>> start

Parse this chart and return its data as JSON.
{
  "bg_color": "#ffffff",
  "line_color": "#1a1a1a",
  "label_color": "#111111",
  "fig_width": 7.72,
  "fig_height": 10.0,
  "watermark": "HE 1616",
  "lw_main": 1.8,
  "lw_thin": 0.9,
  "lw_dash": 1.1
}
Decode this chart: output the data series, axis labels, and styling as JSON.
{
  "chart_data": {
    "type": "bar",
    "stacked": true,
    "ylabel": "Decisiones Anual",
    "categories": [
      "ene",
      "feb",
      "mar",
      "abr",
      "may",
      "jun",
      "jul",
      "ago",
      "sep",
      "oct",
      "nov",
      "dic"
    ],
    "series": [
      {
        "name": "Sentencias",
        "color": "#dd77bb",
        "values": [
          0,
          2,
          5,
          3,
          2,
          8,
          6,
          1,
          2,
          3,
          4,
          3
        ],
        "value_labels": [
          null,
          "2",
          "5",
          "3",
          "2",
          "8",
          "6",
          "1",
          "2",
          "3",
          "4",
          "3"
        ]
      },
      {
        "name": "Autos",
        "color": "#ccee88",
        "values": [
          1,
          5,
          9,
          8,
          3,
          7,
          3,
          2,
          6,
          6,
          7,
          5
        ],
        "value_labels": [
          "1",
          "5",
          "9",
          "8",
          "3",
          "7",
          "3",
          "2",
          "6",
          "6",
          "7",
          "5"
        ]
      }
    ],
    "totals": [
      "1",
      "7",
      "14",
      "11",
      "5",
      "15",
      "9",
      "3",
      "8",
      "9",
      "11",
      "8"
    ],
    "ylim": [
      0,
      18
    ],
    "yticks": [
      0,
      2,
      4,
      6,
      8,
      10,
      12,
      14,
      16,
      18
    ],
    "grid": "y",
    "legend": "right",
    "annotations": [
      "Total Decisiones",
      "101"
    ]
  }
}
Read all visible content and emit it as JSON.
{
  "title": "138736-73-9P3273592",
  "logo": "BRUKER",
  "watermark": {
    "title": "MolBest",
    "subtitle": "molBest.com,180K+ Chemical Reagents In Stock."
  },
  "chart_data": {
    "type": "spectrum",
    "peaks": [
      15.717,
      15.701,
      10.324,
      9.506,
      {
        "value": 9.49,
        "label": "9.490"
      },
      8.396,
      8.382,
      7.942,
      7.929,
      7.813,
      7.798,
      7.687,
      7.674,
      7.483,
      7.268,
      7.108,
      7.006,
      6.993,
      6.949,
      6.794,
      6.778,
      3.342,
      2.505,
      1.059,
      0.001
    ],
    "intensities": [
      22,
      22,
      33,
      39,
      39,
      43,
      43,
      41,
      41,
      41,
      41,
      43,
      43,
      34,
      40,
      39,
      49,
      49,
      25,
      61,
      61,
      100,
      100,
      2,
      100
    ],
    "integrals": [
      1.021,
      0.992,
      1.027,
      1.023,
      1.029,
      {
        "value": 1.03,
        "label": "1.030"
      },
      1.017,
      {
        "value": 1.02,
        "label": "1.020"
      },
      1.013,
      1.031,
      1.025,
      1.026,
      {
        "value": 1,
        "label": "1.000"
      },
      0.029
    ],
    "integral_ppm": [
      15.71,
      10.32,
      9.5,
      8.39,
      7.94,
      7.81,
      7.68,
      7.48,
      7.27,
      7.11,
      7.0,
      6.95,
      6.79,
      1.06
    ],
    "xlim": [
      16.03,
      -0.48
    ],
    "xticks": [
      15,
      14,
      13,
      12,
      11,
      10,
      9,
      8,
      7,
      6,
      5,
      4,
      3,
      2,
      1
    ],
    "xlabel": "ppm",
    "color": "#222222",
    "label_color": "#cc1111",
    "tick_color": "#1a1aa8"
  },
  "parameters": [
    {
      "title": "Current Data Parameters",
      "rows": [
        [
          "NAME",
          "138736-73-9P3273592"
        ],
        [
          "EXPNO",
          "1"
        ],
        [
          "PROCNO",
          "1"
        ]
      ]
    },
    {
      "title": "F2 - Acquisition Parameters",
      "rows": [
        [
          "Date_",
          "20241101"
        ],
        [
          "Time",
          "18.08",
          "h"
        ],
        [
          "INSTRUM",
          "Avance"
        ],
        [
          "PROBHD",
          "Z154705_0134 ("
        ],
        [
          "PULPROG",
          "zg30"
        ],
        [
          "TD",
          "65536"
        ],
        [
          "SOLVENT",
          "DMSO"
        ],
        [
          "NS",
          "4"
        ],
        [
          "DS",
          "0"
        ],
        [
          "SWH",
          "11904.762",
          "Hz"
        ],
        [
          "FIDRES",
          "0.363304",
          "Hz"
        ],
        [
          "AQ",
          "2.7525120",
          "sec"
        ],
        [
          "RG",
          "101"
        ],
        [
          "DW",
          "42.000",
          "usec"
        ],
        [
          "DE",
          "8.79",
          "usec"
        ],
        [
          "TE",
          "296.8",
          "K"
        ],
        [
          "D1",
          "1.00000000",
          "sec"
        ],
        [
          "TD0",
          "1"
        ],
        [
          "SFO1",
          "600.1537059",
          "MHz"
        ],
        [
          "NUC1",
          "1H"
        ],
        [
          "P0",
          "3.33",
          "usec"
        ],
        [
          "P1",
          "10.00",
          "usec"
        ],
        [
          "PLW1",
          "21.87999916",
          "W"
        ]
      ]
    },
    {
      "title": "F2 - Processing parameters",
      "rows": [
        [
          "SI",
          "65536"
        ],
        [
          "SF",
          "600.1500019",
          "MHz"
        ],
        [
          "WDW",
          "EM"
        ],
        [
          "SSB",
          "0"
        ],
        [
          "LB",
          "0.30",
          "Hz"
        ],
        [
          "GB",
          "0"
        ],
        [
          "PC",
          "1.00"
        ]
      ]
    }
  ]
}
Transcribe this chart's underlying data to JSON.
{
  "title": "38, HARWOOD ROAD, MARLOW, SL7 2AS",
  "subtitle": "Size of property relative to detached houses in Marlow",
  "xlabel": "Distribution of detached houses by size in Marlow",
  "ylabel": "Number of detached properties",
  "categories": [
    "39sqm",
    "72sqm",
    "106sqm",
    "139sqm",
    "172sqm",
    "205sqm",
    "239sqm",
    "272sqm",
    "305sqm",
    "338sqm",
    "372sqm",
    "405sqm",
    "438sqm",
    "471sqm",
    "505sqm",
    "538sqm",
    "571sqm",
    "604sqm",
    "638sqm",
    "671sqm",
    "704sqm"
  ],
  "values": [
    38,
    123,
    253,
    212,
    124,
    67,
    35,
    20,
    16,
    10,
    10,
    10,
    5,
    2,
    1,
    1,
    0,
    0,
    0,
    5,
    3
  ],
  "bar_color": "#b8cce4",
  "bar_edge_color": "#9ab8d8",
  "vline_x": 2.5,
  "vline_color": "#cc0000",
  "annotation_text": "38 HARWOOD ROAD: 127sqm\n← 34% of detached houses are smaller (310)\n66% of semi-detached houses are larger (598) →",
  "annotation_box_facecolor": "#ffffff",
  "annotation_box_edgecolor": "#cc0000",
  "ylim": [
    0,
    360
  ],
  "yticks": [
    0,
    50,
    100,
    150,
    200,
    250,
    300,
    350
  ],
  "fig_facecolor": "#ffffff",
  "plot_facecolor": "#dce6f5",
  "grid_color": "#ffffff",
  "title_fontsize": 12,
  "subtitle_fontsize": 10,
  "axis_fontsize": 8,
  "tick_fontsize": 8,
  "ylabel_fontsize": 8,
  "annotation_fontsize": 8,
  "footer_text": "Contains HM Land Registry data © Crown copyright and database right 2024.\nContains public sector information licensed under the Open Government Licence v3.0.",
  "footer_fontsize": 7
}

>> end

• Goal:
Pick out each line in the material containing "detached".

• Right answer:
  "subtitle": "Size of property relative to detached houses in Marlow",
  "xlabel": "Distribution of detached houses by size in Marlow",
  "ylabel": "Number of detached properties",
  "annotation_text": "38 HARWOOD ROAD: 127sqm\n← 34% of detached houses are smaller (310)\n66% of semi-detached houses are larger (598) →",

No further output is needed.